RECORDED DATA -
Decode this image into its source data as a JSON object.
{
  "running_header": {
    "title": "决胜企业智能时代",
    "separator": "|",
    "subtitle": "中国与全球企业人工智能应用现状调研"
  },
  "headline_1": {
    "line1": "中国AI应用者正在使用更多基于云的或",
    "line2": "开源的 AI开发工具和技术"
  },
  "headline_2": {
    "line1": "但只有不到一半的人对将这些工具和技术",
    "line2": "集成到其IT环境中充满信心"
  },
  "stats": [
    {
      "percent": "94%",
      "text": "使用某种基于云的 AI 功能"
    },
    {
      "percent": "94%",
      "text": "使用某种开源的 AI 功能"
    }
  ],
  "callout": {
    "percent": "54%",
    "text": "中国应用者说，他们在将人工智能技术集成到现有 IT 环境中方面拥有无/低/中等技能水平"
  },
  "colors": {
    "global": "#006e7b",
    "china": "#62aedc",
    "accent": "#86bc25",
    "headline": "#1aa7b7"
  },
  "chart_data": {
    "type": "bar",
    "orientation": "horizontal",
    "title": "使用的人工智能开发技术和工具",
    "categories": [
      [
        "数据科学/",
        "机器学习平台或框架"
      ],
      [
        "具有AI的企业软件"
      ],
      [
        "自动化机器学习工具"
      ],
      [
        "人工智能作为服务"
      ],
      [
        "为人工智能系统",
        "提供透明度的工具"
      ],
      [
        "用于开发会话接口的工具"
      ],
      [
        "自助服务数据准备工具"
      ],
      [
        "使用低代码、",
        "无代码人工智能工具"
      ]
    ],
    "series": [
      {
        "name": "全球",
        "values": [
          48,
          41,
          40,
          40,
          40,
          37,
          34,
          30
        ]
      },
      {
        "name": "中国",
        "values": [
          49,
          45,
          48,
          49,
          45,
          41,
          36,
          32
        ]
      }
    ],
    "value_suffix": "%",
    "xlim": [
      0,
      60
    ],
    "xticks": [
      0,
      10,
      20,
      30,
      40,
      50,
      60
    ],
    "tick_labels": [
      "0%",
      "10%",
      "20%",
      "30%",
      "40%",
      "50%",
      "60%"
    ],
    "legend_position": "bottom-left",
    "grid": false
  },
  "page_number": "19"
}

SHORT EXERCISE - Your task is to reproduce all of the records exactly.

ANSWER IN FULL -
Decode this image into its source data as a JSON object.
{
  "running_header": {
    "title": "决胜企业智能时代",
    "separator": "|",
    "subtitle": "中国与全球企业人工智能应用现状调研"
  },
  "headline_1": {
    "line1": "中国AI应用者正在使用更多基于云的或",
    "line2": "开源的 AI开发工具和技术"
  },
  "headline_2": {
    "line1": "但只有不到一半的人对将这些工具和技术",
    "line2": "集成到其IT环境中充满信心"
  },
  "stats": [
    {
      "percent": "94%",
      "text": "使用某种基于云的 AI 功能"
    },
    {
      "percent": "94%",
      "text": "使用某种开源的 AI 功能"
    }
  ],
  "callout": {
    "percent": "54%",
    "text": "中国应用者说，他们在将人工智能技术集成到现有 IT 环境中方面拥有无/低/中等技能水平"
  },
  "colors": {
    "global": "#006e7b",
    "china": "#62aedc",
    "accent": "#86bc25",
    "headline": "#1aa7b7"
  },
  "chart_data": {
    "type": "bar",
    "orientation": "horizontal",
    "title": "使用的人工智能开发技术和工具",
    "categories": [
      [
        "数据科学/",
        "机器学习平台或框架"
      ],
      [
        "具有AI的企业软件"
      ],
      [
        "自动化机器学习工具"
      ],
      [
        "人工智能作为服务"
      ],
      [
        "为人工智能系统",
        "提供透明度的工具"
      ],
      [
        "用于开发会话接口的工具"
      ],
      [
        "自助服务数据准备工具"
      ],
      [
        "使用低代码、",
        "无代码人工智能工具"
      ]
    ],
    "series": [
      {
        "name": "全球",
        "values": [
          48,
          41,
          40,
          40,
          40,
          37,
          34,
          30
        ]
      },
      {
        "name": "中国",
        "values": [
          49,
          45,
          48,
          49,
          45,
          41,
          36,
          32
        ]
      }
    ],
    "value_suffix": "%",
    "xlim": [
      0,
      60
    ],
    "xticks": [
      0,
      10,
      20,
      30,
      40,
      50,
      60
    ],
    "tick_labels": [
      "0%",
      "10%",
      "20%",
      "30%",
      "40%",
      "50%",
      "60%"
    ],
    "legend_position": "bottom-left",
    "grid": false
  },
  "page_number": "19"
}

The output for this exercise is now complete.